◆ YOUR TASK ◆
Wherever the word "Elektr" appears in the entries, copy the whole line.

(Data listing)
[START]

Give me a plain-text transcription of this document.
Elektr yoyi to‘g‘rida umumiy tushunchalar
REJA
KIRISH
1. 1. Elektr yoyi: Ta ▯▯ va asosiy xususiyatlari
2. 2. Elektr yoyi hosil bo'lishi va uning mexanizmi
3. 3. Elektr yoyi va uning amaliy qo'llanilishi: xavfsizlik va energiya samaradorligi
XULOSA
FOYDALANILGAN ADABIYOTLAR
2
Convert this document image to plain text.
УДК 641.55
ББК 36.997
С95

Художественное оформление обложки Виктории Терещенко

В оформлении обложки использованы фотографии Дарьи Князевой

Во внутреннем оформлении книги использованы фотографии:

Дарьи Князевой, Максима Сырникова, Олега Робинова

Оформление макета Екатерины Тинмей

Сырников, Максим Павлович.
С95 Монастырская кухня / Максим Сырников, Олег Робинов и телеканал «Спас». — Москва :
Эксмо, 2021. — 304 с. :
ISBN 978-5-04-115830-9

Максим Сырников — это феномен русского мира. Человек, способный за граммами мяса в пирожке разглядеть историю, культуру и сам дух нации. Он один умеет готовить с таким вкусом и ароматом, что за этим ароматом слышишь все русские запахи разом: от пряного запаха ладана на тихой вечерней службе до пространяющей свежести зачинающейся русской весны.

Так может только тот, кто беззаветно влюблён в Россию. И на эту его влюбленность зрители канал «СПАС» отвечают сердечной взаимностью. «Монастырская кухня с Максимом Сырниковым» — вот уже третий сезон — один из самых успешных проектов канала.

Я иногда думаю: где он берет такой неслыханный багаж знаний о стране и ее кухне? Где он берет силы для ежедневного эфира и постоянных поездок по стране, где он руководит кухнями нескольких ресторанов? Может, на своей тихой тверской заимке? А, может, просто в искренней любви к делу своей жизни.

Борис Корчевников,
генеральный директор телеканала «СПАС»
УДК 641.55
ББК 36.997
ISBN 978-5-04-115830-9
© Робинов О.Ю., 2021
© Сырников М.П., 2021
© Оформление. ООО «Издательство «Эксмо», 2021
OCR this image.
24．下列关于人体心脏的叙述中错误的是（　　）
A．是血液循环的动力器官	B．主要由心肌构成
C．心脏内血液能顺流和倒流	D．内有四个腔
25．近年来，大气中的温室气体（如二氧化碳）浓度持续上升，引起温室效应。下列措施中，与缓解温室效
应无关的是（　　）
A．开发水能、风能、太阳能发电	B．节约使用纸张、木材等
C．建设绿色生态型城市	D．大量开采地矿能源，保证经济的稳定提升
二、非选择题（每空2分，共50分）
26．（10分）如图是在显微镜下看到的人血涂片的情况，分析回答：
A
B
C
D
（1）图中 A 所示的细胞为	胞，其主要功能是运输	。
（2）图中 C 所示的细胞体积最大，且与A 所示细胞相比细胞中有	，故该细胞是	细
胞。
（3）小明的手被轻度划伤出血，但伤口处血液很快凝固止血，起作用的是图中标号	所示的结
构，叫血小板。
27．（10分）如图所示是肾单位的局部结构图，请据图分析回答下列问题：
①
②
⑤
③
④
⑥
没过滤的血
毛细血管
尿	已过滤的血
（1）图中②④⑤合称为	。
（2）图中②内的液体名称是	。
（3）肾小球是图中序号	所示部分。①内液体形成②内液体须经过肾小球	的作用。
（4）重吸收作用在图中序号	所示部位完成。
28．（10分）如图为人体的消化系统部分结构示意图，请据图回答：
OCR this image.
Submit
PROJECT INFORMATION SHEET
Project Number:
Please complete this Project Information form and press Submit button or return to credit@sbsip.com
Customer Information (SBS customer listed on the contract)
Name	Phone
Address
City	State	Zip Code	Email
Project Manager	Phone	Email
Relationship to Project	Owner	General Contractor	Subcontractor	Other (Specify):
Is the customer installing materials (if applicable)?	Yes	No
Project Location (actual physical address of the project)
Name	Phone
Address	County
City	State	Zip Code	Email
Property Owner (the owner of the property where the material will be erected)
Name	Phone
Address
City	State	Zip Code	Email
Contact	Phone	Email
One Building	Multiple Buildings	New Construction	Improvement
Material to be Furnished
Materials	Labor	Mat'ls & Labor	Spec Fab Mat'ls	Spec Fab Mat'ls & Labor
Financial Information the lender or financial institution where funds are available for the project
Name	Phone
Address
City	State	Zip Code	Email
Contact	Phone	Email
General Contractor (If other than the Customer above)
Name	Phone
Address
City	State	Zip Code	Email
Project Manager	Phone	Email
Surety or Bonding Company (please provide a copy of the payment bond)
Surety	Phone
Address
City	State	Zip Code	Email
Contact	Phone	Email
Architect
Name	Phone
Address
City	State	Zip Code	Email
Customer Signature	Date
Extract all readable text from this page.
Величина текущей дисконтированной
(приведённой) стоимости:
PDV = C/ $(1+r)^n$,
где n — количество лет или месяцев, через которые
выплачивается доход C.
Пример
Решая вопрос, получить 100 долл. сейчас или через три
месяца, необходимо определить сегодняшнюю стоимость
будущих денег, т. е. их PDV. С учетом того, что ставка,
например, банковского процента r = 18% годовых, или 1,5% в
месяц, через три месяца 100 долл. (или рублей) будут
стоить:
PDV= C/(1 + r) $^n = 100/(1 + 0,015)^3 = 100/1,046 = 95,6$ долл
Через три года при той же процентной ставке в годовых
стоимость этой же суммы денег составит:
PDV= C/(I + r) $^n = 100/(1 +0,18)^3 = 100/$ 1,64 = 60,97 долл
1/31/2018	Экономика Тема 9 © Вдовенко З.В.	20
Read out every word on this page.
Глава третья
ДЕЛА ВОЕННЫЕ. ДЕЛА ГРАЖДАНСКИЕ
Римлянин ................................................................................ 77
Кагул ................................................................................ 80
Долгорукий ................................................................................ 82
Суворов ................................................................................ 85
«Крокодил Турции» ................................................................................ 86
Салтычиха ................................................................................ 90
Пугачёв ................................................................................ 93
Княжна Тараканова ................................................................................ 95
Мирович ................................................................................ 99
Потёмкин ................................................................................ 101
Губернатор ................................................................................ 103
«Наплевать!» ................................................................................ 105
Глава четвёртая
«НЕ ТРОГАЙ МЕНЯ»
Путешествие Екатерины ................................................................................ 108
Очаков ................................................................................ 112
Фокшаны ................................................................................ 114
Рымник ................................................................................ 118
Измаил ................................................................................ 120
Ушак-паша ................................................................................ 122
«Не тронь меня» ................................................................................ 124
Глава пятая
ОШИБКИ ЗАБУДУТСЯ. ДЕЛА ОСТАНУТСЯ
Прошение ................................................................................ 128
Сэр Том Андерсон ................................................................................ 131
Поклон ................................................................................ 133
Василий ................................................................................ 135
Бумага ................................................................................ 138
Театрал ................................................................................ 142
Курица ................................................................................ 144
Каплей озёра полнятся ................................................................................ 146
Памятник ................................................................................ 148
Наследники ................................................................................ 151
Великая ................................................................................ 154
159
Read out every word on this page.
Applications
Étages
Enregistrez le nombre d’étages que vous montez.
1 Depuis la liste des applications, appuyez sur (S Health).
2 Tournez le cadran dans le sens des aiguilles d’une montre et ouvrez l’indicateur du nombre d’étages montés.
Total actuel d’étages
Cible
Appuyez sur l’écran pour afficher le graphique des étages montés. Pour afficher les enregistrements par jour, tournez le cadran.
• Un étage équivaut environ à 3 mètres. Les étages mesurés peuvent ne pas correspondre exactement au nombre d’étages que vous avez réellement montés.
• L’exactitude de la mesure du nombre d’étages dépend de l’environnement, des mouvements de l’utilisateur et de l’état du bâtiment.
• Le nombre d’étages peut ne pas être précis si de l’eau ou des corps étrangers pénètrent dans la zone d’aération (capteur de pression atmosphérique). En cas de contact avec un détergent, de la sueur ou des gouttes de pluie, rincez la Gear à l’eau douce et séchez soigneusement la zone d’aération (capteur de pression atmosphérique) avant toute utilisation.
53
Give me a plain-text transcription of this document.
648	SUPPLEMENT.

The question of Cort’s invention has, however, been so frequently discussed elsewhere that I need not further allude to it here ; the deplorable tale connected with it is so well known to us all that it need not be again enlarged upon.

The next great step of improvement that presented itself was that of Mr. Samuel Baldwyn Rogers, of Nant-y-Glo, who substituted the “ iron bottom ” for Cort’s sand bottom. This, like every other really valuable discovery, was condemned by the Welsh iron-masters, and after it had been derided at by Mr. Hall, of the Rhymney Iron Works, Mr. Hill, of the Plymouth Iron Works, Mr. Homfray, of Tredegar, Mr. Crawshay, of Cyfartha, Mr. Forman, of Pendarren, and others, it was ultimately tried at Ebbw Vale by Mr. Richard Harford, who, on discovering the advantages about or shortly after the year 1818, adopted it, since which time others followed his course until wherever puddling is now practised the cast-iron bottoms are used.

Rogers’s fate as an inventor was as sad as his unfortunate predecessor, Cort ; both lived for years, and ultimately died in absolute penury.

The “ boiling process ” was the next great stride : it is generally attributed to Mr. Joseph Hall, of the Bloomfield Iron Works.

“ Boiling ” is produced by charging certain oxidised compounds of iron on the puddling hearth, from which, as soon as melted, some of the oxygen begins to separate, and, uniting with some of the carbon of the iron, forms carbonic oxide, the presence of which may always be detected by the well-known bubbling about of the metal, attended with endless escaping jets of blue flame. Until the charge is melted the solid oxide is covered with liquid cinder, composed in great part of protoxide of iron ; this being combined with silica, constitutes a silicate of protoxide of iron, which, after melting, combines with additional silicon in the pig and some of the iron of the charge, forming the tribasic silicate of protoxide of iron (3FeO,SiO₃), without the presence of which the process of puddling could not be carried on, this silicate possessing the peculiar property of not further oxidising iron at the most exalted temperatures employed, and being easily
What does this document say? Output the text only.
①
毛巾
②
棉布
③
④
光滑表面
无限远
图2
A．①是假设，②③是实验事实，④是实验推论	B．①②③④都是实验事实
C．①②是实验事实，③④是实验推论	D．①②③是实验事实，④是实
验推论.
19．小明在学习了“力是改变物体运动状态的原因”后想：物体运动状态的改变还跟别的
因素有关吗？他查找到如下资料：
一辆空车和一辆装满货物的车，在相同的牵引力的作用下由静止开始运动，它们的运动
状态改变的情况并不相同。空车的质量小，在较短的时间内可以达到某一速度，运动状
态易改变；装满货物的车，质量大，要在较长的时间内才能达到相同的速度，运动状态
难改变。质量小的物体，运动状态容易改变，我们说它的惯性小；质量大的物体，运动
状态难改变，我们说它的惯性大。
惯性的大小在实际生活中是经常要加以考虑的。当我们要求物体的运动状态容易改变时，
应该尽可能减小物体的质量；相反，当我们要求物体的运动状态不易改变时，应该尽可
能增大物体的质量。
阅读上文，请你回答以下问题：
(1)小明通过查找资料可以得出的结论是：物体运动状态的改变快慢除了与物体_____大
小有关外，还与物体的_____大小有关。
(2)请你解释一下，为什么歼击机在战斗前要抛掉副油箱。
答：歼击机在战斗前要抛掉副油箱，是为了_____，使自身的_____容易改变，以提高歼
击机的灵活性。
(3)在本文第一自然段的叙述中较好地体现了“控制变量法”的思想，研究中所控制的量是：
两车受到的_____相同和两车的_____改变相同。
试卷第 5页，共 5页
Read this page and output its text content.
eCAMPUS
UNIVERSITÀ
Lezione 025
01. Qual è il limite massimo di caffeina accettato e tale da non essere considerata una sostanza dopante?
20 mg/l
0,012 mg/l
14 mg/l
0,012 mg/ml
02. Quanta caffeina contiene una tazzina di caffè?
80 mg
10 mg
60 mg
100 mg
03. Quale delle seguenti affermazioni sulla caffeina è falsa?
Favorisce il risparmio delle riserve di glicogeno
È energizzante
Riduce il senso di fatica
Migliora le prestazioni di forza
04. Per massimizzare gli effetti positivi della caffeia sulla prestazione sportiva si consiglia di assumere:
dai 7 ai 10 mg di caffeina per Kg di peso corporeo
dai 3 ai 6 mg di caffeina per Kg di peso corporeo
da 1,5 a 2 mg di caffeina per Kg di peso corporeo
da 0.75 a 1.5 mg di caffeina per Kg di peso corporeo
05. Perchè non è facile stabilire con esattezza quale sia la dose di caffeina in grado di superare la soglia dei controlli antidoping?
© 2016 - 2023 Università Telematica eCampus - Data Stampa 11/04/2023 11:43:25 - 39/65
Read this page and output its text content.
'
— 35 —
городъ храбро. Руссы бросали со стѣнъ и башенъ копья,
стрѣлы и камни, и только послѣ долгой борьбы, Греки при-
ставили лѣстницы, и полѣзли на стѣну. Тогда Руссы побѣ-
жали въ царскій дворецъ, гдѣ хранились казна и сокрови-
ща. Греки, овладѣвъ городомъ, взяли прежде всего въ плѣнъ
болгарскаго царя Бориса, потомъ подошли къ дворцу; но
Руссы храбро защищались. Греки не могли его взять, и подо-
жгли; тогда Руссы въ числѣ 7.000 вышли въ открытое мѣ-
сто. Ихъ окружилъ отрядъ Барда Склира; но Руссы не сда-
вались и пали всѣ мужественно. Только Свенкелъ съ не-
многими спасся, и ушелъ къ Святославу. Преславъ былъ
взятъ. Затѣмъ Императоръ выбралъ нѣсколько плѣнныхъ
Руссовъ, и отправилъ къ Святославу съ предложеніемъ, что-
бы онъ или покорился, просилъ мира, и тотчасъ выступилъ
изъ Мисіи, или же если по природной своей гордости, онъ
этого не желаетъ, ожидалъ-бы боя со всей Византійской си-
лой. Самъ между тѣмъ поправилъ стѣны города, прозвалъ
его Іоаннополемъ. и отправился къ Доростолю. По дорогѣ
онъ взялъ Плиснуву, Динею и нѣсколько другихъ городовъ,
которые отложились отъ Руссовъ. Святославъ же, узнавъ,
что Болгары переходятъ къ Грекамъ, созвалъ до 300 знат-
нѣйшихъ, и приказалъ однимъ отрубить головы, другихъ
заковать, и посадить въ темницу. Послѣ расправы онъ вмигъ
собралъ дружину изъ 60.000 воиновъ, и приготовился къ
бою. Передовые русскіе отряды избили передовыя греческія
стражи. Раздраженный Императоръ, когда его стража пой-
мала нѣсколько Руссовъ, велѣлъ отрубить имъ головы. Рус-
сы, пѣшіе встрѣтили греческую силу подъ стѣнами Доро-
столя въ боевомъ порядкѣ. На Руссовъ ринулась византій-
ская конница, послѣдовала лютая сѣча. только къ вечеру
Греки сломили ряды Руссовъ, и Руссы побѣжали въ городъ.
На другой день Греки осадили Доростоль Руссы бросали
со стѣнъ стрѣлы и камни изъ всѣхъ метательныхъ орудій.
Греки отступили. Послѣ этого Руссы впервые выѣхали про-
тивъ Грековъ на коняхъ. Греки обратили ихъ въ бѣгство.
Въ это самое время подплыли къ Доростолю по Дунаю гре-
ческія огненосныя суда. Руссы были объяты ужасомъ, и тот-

[END]

◆ SOLUTION TO THIS TASK ◆
Elektr yoyi to‘g‘rida umumiy tushunchalar
1. 1. Elektr yoyi: Ta ▯▯ va asosiy xususiyatlari
2. 2. Elektr yoyi hosil bo'lishi va uning mexanizmi
3. 3. Elektr yoyi va uning amaliy qo'llanilishi: xavfsizlik va energiya samaradorligi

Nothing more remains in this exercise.